Vier Zapfhähne einer Tankstelle.

HVO-Diesel ist bislang nur in wenigen Ländern verbreitet. (Bild: AdobeStock / Milan)

Totgesagte leben länger. Nachdem synthetische und regenerative Kraftstoffe im öffentlichen Diskurs mehrfach abgeschrieben und der Elektromobilität untergeordnet wurden, setzt Audi diese wieder auf die Tagesordnung. Parallel zu der Strategie, alle neuen Modelle ab 2026 ausschließlich mit Elektromotor auf den Markt zu bringen, steigert der Autohersteller die Umweltverträglichkeit seiner Verbrenner. „Hierzu schaffen wir auch die technischen Voraussetzungen für die Nutzung nachhaltiger Kraftstoffe wie HVO“, erklärt Oliver Hoffmann, Vorstand für Technische Entwicklung bei Audi.

Welche Audi-Modelle können HVO tanken?

Demnach können alle V6-Dieselaggregate bis einschließlich 210 kW (286 PS) Leistung in den Baureihen A4, A5, A6, A7, A8, Q7 und Q8, die seit Mitte Februar 2022 produziert werden, den HVO-Kraftstoff (Hydrotreated Vegetable Oil) tanken. Die Freigabe für den Q5 soll Anfang März und für den A6 Allroad in der Ausbaustufe bis 180 kW (245 PS) im Sommer erfolgen.

Bei Volkswagen könne der Touareg in der Leistungsklasse mit 170 kW (231 PS) und 210 kW (286 PS) den nachhaltigen Dieselkraftstoff tanken, erläutert die Konzerntochter. In Europa besteht zudem eine Freigabe für die seit Juni 2021 gebauten 4-Zylinder-Dieselaggregate im Audi A3, Q2 und Q3. Die Baureihen A4, A5, A6, A7 und Q5 sind in Schweden, Dänemark und Italien ebenfalls seit Mitte des letzten Jahres HVO-fähig.

________

→ **ANFORDERUNGEN**
Schreib aus dem Text über HVO-Diesel bei Audi den Abschnitt wörtlich ab, der mit den Worten „Totgesagte leben länger.“ anfängt und mit „können HVO tanken?“ aufhört.

________

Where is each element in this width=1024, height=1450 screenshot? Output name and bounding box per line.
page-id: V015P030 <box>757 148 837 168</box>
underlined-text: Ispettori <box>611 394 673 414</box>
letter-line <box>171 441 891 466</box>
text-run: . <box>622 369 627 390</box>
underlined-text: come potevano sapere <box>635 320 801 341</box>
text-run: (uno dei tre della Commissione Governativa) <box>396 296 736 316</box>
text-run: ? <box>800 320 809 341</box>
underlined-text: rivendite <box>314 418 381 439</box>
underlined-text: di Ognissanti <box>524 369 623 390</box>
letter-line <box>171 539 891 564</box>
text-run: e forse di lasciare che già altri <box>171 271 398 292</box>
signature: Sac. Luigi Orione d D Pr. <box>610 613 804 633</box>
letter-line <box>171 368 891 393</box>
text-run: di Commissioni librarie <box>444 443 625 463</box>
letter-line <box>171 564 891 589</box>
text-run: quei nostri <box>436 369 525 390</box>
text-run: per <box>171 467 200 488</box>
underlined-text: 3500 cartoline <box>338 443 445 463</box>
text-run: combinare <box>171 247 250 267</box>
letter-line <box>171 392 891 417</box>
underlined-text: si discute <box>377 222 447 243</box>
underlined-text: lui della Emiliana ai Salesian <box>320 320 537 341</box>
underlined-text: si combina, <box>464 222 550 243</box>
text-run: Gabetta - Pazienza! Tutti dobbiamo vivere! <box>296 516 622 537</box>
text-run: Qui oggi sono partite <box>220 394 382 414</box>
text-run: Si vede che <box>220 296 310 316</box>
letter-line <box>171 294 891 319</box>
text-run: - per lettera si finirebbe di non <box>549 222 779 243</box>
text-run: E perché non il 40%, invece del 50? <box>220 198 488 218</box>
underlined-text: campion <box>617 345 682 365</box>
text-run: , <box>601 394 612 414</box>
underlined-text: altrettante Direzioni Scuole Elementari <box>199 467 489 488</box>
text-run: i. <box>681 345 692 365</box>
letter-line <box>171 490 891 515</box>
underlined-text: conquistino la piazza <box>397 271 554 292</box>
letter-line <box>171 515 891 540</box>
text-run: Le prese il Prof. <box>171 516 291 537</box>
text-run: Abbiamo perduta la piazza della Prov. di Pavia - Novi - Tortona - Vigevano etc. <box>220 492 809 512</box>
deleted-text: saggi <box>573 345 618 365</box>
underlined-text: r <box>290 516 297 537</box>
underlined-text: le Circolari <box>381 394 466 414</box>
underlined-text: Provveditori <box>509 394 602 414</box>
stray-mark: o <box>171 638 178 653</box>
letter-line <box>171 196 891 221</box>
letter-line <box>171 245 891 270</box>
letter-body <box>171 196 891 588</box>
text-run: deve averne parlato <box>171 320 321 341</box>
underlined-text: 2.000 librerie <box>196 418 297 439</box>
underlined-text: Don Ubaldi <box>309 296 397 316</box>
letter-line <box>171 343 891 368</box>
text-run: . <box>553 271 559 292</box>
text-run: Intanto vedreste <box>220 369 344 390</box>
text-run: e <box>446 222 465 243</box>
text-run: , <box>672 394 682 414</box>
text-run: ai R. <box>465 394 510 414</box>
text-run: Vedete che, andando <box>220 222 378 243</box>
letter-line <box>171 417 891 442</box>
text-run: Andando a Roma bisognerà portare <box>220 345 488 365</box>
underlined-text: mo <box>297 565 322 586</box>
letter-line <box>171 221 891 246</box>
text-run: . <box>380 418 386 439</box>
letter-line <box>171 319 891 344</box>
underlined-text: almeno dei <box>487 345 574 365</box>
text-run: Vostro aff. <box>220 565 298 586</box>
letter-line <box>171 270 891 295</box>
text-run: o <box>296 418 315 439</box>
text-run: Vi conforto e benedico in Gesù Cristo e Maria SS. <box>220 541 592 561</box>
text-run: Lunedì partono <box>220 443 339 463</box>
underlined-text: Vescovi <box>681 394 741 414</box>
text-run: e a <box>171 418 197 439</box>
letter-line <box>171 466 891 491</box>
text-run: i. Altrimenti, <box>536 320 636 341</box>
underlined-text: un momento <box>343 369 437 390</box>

________

→ **VOLLSTÄNDIGE LÖSUNG**
Totgesagte leben länger. Nachdem synthetische und regenerative Kraftstoffe im öffentlichen Diskurs mehrfach abgeschrieben und der Elektromobilität untergeordnet wurden, setzt Audi diese wieder auf die Tagesordnung. Parallel zu der Strategie, alle neuen Modelle ab 2026 ausschließlich mit Elektromotor auf den Markt zu bringen, steigert der Autohersteller die Umweltverträglichkeit seiner Verbrenner. „Hierzu schaffen wir auch die technischen Voraussetzungen für die Nutzung nachhaltiger Kraftstoffe wie HVO“, erklärt Oliver Hoffmann, Vorstand für Technische Entwicklung bei Audi.

Welche Audi-Modelle können HVO tanken?